**THE EXERCISE**
Repeat, exactly and in full, the lines of the listing below, but without any pictures.

━━━━━ INPUT ROWS ━━━━━

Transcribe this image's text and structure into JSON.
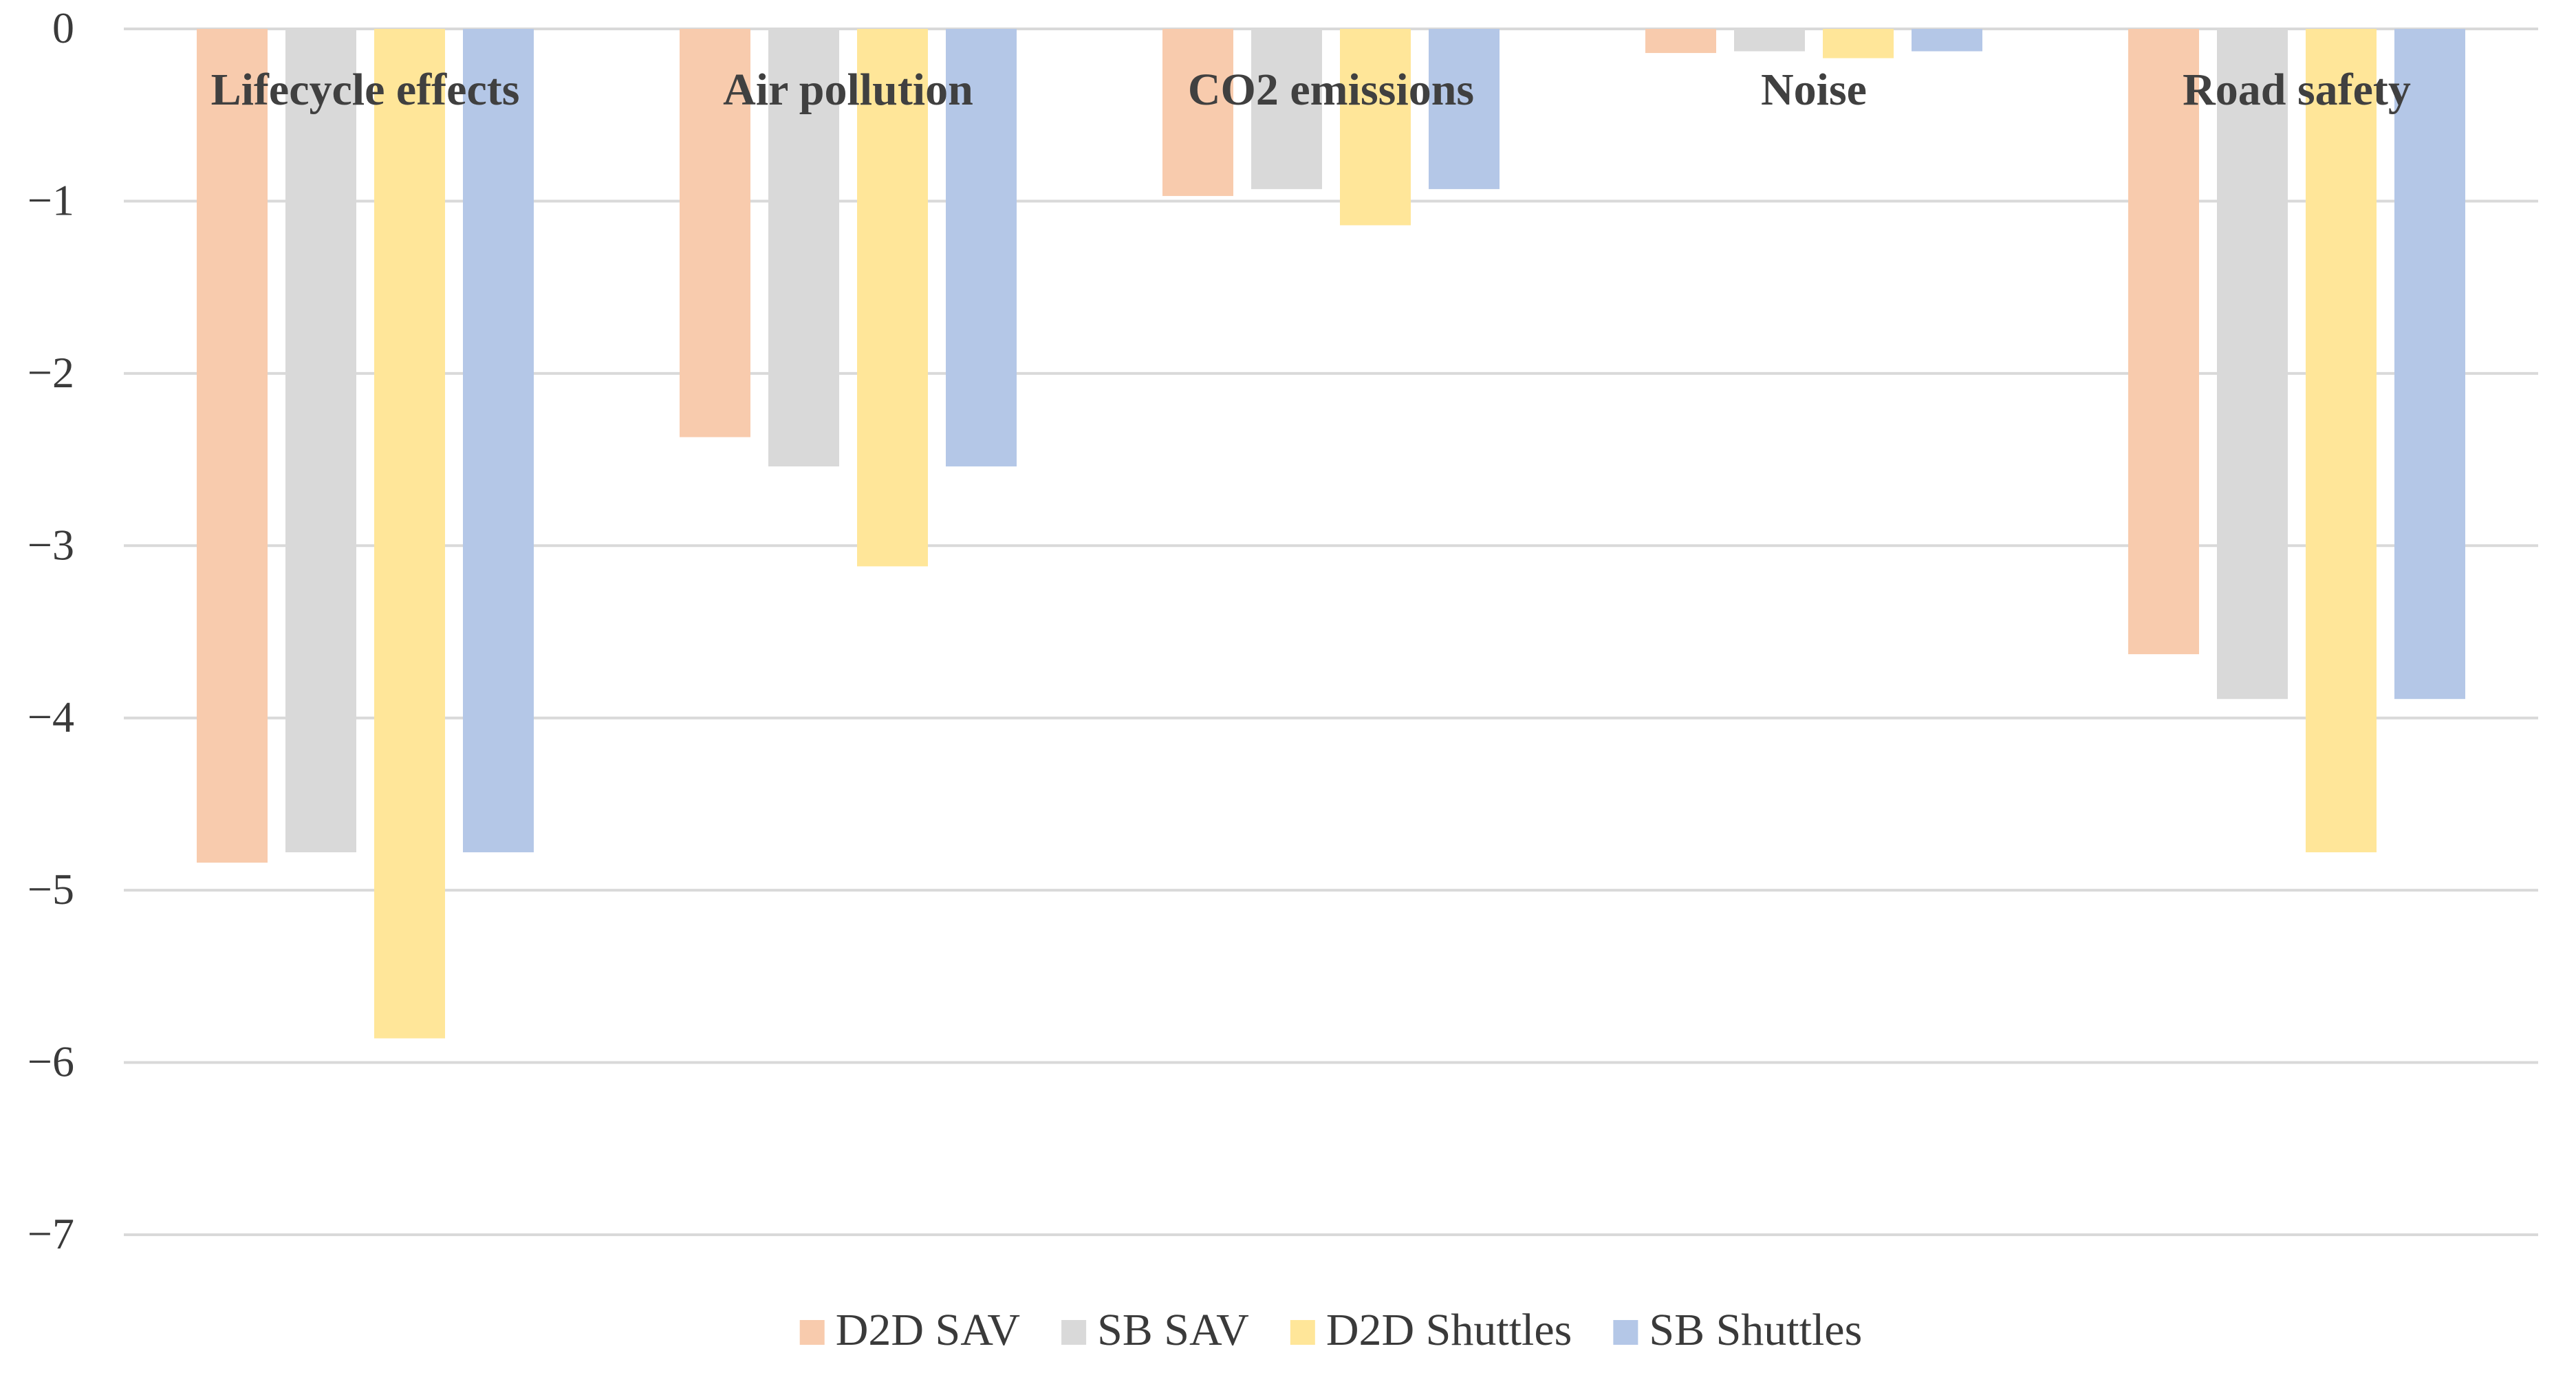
{
  "chart_data": {
    "type": "bar",
    "title": "",
    "xlabel": "",
    "ylabel": "",
    "ylim": [
      -7,
      0
    ],
    "yticks": [
      0,
      -1,
      -2,
      -3,
      -4,
      -5,
      -6,
      -7
    ],
    "ytick_labels": [
      "0",
      "−1",
      "−2",
      "−3",
      "−4",
      "−5",
      "−6",
      "−7"
    ],
    "grid": true,
    "legend_position": "bottom",
    "categories": [
      "Lifecycle effects",
      "Air pollution",
      "CO2 emissions",
      "Noise",
      "Road safety"
    ],
    "series": [
      {
        "name": "D2D SAV",
        "color": "#f8cbad",
        "values": [
          -4.84,
          -2.37,
          -0.97,
          -0.14,
          -3.63
        ]
      },
      {
        "name": "SB SAV",
        "color": "#d9d9d9",
        "values": [
          -4.78,
          -2.54,
          -0.93,
          -0.13,
          -3.89
        ]
      },
      {
        "name": "D2D Shuttles",
        "color": "#ffe699",
        "values": [
          -5.86,
          -3.12,
          -1.14,
          -0.17,
          -4.78
        ]
      },
      {
        "name": "SB Shuttles",
        "color": "#b4c7e7",
        "values": [
          -4.78,
          -2.54,
          -0.93,
          -0.13,
          -3.89
        ]
      }
    ]
  }
}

━━━━━

**ANSWER BELOW**
Transcribe this image's text and structure into JSON.
{
  "chart_data": {
    "type": "bar",
    "title": "",
    "xlabel": "",
    "ylabel": "",
    "ylim": [
      -7,
      0
    ],
    "yticks": [
      0,
      -1,
      -2,
      -3,
      -4,
      -5,
      -6,
      -7
    ],
    "ytick_labels": [
      "0",
      "−1",
      "−2",
      "−3",
      "−4",
      "−5",
      "−6",
      "−7"
    ],
    "grid": true,
    "legend_position": "bottom",
    "categories": [
      "Lifecycle effects",
      "Air pollution",
      "CO2 emissions",
      "Noise",
      "Road safety"
    ],
    "series": [
      {
        "name": "D2D SAV",
        "color": "#f8cbad",
        "values": [
          -4.84,
          -2.37,
          -0.97,
          -0.14,
          -3.63
        ]
      },
      {
        "name": "SB SAV",
        "color": "#d9d9d9",
        "values": [
          -4.78,
          -2.54,
          -0.93,
          -0.13,
          -3.89
        ]
      },
      {
        "name": "D2D Shuttles",
        "color": "#ffe699",
        "values": [
          -5.86,
          -3.12,
          -1.14,
          -0.17,
          -4.78
        ]
      },
      {
        "name": "SB Shuttles",
        "color": "#b4c7e7",
        "values": [
          -4.78,
          -2.54,
          -0.93,
          -0.13,
          -3.89
        ]
      }
    ]
  }
}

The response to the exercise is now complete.